━━ Dataset rows
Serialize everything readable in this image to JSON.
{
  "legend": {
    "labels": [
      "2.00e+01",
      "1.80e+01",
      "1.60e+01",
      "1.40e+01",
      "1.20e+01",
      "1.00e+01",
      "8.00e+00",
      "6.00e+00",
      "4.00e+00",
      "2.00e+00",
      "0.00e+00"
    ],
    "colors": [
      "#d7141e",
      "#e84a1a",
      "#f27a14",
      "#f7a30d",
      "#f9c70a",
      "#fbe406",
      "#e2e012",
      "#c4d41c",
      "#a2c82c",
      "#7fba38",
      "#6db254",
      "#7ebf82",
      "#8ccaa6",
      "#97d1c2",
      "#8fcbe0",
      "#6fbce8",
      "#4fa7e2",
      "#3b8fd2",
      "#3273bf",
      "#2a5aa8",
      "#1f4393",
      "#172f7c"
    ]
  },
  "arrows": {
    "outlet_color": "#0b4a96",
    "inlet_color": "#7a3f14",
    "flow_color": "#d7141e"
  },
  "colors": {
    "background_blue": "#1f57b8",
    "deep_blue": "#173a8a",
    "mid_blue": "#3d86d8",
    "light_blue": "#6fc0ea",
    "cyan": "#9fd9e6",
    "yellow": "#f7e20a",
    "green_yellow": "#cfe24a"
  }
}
━━━━
* Task brief: Write out the material exactly as given.

* Exercise response:
Serialize everything readable in this image to JSON.
{
  "legend": {
    "labels": [
      "2.00e+01",
      "1.80e+01",
      "1.60e+01",
      "1.40e+01",
      "1.20e+01",
      "1.00e+01",
      "8.00e+00",
      "6.00e+00",
      "4.00e+00",
      "2.00e+00",
      "0.00e+00"
    ],
    "colors": [
      "#d7141e",
      "#e84a1a",
      "#f27a14",
      "#f7a30d",
      "#f9c70a",
      "#fbe406",
      "#e2e012",
      "#c4d41c",
      "#a2c82c",
      "#7fba38",
      "#6db254",
      "#7ebf82",
      "#8ccaa6",
      "#97d1c2",
      "#8fcbe0",
      "#6fbce8",
      "#4fa7e2",
      "#3b8fd2",
      "#3273bf",
      "#2a5aa8",
      "#1f4393",
      "#172f7c"
    ]
  },
  "arrows": {
    "outlet_color": "#0b4a96",
    "inlet_color": "#7a3f14",
    "flow_color": "#d7141e"
  },
  "colors": {
    "background_blue": "#1f57b8",
    "deep_blue": "#173a8a",
    "mid_blue": "#3d86d8",
    "light_blue": "#6fc0ea",
    "cyan": "#9fd9e6",
    "yellow": "#f7e20a",
    "green_yellow": "#cfe24a"
  }
}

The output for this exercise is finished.